### Description of the task
Search the records for lines with the word "marker" and copy each match.

════════

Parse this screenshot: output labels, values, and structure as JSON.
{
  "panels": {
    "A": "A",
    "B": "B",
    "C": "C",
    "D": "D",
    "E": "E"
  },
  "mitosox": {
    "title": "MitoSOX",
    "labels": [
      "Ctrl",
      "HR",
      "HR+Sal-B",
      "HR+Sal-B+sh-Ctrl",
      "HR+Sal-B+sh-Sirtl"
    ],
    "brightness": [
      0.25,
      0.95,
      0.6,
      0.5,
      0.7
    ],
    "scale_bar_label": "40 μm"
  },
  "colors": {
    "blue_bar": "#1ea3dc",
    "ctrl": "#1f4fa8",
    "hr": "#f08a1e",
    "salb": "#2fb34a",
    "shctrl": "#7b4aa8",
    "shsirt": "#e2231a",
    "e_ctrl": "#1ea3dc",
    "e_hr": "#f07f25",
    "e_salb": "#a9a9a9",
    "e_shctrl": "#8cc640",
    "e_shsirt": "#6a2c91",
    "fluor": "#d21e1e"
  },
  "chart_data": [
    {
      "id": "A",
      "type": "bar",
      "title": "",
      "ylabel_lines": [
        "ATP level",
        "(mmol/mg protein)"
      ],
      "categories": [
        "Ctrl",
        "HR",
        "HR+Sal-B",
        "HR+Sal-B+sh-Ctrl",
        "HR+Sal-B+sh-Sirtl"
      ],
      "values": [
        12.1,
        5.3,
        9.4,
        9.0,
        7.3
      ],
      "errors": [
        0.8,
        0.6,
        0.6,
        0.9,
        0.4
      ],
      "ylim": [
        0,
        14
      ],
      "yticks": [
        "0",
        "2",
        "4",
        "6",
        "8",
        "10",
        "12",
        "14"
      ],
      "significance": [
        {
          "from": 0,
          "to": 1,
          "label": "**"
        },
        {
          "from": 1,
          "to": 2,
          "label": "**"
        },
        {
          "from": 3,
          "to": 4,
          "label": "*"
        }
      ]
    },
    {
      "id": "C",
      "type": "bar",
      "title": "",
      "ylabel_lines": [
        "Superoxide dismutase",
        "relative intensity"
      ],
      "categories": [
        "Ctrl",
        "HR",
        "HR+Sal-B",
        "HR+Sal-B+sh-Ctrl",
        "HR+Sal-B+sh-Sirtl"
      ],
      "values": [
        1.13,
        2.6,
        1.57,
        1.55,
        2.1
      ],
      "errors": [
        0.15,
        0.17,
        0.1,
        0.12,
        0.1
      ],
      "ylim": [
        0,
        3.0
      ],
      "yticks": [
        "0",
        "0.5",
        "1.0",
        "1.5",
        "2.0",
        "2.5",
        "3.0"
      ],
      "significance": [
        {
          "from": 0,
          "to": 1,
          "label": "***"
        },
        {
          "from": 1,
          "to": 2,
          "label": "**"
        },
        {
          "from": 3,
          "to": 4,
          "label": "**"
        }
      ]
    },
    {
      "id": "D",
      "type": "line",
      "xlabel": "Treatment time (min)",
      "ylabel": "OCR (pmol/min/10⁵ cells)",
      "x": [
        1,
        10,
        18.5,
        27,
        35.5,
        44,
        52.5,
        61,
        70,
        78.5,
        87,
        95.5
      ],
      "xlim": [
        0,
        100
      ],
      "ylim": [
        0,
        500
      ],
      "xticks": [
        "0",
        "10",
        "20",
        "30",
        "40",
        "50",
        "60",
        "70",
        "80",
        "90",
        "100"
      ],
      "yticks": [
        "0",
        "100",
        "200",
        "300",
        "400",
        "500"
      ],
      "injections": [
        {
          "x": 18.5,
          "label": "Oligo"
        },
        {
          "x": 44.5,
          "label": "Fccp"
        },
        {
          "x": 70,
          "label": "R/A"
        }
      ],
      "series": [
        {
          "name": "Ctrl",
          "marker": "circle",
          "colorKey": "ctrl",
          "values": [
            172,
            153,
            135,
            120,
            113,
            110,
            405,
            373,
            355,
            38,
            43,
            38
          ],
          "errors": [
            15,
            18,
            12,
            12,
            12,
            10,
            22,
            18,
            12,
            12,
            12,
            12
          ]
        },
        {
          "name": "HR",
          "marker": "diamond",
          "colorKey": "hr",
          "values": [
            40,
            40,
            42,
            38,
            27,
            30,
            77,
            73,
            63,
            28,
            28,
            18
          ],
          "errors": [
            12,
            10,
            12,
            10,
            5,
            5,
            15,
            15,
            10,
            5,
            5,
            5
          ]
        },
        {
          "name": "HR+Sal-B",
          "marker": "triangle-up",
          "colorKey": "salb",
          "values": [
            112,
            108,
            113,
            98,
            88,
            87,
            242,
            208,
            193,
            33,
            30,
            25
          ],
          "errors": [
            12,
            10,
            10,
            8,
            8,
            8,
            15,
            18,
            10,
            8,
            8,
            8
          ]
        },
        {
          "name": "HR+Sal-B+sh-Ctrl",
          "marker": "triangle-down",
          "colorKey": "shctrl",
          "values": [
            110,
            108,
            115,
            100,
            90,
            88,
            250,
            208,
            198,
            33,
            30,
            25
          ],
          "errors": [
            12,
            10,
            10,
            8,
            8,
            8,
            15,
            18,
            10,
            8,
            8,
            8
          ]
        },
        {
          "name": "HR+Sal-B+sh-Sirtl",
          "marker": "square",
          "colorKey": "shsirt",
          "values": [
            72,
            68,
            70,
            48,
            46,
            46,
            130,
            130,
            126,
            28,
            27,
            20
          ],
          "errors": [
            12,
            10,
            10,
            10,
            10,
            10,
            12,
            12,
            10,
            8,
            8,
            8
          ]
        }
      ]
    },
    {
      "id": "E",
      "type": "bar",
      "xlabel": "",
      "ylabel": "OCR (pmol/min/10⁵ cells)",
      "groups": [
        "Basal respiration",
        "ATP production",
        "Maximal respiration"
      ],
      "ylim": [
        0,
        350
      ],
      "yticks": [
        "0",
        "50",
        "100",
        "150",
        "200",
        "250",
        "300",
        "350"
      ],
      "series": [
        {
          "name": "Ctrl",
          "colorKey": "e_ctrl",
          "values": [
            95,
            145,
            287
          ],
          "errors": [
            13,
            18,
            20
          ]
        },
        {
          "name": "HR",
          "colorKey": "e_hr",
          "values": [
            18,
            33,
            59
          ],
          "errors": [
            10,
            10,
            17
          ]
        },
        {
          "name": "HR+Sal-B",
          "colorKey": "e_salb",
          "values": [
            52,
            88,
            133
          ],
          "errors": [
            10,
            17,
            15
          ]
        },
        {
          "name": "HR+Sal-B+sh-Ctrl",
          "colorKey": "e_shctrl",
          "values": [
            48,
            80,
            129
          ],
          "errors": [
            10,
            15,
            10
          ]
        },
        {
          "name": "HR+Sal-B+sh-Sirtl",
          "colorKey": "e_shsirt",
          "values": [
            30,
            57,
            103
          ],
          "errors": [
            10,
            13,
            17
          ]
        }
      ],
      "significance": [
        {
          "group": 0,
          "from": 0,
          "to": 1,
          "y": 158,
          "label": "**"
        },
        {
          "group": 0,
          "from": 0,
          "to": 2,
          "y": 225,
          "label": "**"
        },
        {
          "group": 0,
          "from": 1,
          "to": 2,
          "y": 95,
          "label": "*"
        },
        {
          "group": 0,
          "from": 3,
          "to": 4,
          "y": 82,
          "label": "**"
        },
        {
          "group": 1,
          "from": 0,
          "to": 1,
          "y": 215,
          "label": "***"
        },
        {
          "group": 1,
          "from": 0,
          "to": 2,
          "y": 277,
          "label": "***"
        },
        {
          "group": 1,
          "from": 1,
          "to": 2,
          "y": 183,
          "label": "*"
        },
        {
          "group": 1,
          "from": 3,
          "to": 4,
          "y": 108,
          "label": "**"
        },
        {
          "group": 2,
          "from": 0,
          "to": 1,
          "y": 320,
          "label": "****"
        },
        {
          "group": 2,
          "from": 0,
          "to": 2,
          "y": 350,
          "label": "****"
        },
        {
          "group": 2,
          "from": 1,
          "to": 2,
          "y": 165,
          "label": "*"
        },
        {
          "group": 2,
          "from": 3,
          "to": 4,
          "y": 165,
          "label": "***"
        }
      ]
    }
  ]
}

════════

### Task answer
          "marker": "circle",
          "marker": "diamond",
          "marker": "triangle-up",
          "marker": "triangle-down",
          "marker": "square",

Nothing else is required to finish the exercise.